**Goal:** Each entry below must be repeated word for word.

**Dataset extract:**
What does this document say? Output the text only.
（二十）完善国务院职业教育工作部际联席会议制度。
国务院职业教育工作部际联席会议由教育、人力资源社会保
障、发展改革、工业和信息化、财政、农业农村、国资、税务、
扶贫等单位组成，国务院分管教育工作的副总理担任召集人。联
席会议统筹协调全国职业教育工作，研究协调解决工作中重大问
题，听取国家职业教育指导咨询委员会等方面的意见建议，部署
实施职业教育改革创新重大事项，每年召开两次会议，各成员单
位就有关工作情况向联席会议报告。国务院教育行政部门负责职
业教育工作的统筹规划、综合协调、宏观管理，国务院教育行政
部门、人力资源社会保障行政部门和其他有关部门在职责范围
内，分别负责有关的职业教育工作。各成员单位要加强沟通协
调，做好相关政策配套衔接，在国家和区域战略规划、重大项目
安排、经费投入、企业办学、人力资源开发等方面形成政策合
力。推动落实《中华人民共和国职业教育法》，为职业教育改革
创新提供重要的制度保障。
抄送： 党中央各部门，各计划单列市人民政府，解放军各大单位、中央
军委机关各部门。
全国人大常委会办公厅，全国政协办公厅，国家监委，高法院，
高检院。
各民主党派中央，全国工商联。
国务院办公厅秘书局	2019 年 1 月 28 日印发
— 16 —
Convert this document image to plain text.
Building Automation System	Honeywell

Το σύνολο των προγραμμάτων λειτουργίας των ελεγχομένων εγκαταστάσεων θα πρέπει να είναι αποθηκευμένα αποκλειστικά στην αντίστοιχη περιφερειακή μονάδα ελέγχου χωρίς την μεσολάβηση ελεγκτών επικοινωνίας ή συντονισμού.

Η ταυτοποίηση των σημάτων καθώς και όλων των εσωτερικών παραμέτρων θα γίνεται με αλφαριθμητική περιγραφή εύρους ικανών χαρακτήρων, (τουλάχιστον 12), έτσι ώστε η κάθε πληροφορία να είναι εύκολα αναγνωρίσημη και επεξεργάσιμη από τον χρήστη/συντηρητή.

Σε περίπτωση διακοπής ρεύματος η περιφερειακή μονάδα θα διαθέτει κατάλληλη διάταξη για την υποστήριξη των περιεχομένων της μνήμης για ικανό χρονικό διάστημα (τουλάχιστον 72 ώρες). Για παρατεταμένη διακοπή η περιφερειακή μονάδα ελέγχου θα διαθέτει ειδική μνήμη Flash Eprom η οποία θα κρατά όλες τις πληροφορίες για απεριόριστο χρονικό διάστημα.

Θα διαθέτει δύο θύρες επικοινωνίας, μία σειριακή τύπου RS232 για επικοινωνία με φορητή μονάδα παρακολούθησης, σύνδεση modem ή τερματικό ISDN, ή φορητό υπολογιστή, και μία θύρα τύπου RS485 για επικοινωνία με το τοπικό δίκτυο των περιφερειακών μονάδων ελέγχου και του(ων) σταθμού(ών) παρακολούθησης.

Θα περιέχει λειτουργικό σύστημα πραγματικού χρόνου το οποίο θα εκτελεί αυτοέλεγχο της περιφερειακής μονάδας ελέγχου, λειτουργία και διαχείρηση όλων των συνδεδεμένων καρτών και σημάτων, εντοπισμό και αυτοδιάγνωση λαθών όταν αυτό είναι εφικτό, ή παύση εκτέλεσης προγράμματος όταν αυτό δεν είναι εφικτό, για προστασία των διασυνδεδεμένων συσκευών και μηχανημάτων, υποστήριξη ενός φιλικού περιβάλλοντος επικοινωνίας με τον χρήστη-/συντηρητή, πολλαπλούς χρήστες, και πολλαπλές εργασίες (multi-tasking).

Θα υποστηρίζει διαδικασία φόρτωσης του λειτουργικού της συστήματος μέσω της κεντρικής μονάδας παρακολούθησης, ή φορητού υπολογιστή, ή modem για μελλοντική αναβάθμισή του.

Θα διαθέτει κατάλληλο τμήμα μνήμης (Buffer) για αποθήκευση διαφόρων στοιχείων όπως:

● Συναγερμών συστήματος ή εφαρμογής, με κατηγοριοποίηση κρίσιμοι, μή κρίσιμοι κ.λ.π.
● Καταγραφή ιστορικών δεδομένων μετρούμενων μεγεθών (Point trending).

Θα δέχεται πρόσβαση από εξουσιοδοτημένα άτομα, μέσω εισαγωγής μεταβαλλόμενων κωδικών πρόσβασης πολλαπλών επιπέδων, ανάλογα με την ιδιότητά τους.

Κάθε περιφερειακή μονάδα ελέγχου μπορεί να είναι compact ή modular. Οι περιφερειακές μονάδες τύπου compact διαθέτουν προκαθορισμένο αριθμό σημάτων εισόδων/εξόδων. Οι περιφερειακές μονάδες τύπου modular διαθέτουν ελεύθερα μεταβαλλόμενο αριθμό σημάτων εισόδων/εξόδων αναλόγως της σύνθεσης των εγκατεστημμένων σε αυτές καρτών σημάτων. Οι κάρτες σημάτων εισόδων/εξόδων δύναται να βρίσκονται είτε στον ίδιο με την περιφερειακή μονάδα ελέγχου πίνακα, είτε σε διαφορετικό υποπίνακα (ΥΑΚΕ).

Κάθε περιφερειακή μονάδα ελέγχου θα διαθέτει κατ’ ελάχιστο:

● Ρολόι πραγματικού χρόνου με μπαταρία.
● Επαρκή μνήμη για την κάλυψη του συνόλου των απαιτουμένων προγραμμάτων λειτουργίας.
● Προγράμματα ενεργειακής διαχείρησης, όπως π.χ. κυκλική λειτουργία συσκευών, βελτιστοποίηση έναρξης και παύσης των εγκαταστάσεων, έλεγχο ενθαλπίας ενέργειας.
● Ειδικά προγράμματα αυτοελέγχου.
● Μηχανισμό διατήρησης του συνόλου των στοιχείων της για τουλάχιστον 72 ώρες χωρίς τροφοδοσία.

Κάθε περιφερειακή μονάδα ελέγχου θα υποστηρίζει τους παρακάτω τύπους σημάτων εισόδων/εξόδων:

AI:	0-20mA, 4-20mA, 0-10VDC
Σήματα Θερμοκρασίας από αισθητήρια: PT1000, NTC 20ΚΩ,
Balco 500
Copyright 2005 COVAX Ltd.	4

**Completed task:**
What does this document say? Output the text only.
（二十）完善国务院职业教育工作部际联席会议制度。
国务院职业教育工作部际联席会议由教育、人力资源社会保
障、发展改革、工业和信息化、财政、农业农村、国资、税务、
扶贫等单位组成，国务院分管教育工作的副总理担任召集人。联
席会议统筹协调全国职业教育工作，研究协调解决工作中重大问
题，听取国家职业教育指导咨询委员会等方面的意见建议，部署
实施职业教育改革创新重大事项，每年召开两次会议，各成员单
位就有关工作情况向联席会议报告。国务院教育行政部门负责职
业教育工作的统筹规划、综合协调、宏观管理，国务院教育行政
部门、人力资源社会保障行政部门和其他有关部门在职责范围
内，分别负责有关的职业教育工作。各成员单位要加强沟通协
调，做好相关政策配套衔接，在国家和区域战略规划、重大项目
安排、经费投入、企业办学、人力资源开发等方面形成政策合
力。推动落实《中华人民共和国职业教育法》，为职业教育改革
创新提供重要的制度保障。
抄送： 党中央各部门，各计划单列市人民政府，解放军各大单位、中央
军委机关各部门。
全国人大常委会办公厅，全国政协办公厅，国家监委，高法院，
高检院。
各民主党派中央，全国工商联。
国务院办公厅秘书局	2019 年 1 月 28 日印发
— 16 —
Convert this document image to plain text.
Building Automation System	Honeywell

Το σύνολο των προγραμμάτων λειτουργίας των ελεγχομένων εγκαταστάσεων θα πρέπει να είναι αποθηκευμένα αποκλειστικά στην αντίστοιχη περιφερειακή μονάδα ελέγχου χωρίς την μεσολάβηση ελεγκτών επικοινωνίας ή συντονισμού.

Η ταυτοποίηση των σημάτων καθώς και όλων των εσωτερικών παραμέτρων θα γίνεται με αλφαριθμητική περιγραφή εύρους ικανών χαρακτήρων, (τουλάχιστον 12), έτσι ώστε η κάθε πληροφορία να είναι εύκολα αναγνωρίσημη και επεξεργάσιμη από τον χρήστη/συντηρητή.

Σε περίπτωση διακοπής ρεύματος η περιφερειακή μονάδα θα διαθέτει κατάλληλη διάταξη για την υποστήριξη των περιεχομένων της μνήμης για ικανό χρονικό διάστημα (τουλάχιστον 72 ώρες). Για παρατεταμένη διακοπή η περιφερειακή μονάδα ελέγχου θα διαθέτει ειδική μνήμη Flash Eprom η οποία θα κρατά όλες τις πληροφορίες για απεριόριστο χρονικό διάστημα.

Θα διαθέτει δύο θύρες επικοινωνίας, μία σειριακή τύπου RS232 για επικοινωνία με φορητή μονάδα παρακολούθησης, σύνδεση modem ή τερματικό ISDN, ή φορητό υπολογιστή, και μία θύρα τύπου RS485 για επικοινωνία με το τοπικό δίκτυο των περιφερειακών μονάδων ελέγχου και του(ων) σταθμού(ών) παρακολούθησης.

Θα περιέχει λειτουργικό σύστημα πραγματικού χρόνου το οποίο θα εκτελεί αυτοέλεγχο της περιφερειακής μονάδας ελέγχου, λειτουργία και διαχείρηση όλων των συνδεδεμένων καρτών και σημάτων, εντοπισμό και αυτοδιάγνωση λαθών όταν αυτό είναι εφικτό, ή παύση εκτέλεσης προγράμματος όταν αυτό δεν είναι εφικτό, για προστασία των διασυνδεδεμένων συσκευών και μηχανημάτων, υποστήριξη ενός φιλικού περιβάλλοντος επικοινωνίας με τον χρήστη-/συντηρητή, πολλαπλούς χρήστες, και πολλαπλές εργασίες (multi-tasking).

Θα υποστηρίζει διαδικασία φόρτωσης του λειτουργικού της συστήματος μέσω της κεντρικής μονάδας παρακολούθησης, ή φορητού υπολογιστή, ή modem για μελλοντική αναβάθμισή του.

Θα διαθέτει κατάλληλο τμήμα μνήμης (Buffer) για αποθήκευση διαφόρων στοιχείων όπως:

● Συναγερμών συστήματος ή εφαρμογής, με κατηγοριοποίηση κρίσιμοι, μή κρίσιμοι κ.λ.π.
● Καταγραφή ιστορικών δεδομένων μετρούμενων μεγεθών (Point trending).

Θα δέχεται πρόσβαση από εξουσιοδοτημένα άτομα, μέσω εισαγωγής μεταβαλλόμενων κωδικών πρόσβασης πολλαπλών επιπέδων, ανάλογα με την ιδιότητά τους.

Κάθε περιφερειακή μονάδα ελέγχου μπορεί να είναι compact ή modular. Οι περιφερειακές μονάδες τύπου compact διαθέτουν προκαθορισμένο αριθμό σημάτων εισόδων/εξόδων. Οι περιφερειακές μονάδες τύπου modular διαθέτουν ελεύθερα μεταβαλλόμενο αριθμό σημάτων εισόδων/εξόδων αναλόγως της σύνθεσης των εγκατεστημμένων σε αυτές καρτών σημάτων. Οι κάρτες σημάτων εισόδων/εξόδων δύναται να βρίσκονται είτε στον ίδιο με την περιφερειακή μονάδα ελέγχου πίνακα, είτε σε διαφορετικό υποπίνακα (ΥΑΚΕ).

Κάθε περιφερειακή μονάδα ελέγχου θα διαθέτει κατ’ ελάχιστο:

● Ρολόι πραγματικού χρόνου με μπαταρία.
● Επαρκή μνήμη για την κάλυψη του συνόλου των απαιτουμένων προγραμμάτων λειτουργίας.
● Προγράμματα ενεργειακής διαχείρησης, όπως π.χ. κυκλική λειτουργία συσκευών, βελτιστοποίηση έναρξης και παύσης των εγκαταστάσεων, έλεγχο ενθαλπίας ενέργειας.
● Ειδικά προγράμματα αυτοελέγχου.
● Μηχανισμό διατήρησης του συνόλου των στοιχείων της για τουλάχιστον 72 ώρες χωρίς τροφοδοσία.

Κάθε περιφερειακή μονάδα ελέγχου θα υποστηρίζει τους παρακάτω τύπους σημάτων εισόδων/εξόδων:

AI:	0-20mA, 4-20mA, 0-10VDC
Σήματα Θερμοκρασίας από αισθητήρια: PT1000, NTC 20ΚΩ,
Balco 500
Copyright 2005 COVAX Ltd.	4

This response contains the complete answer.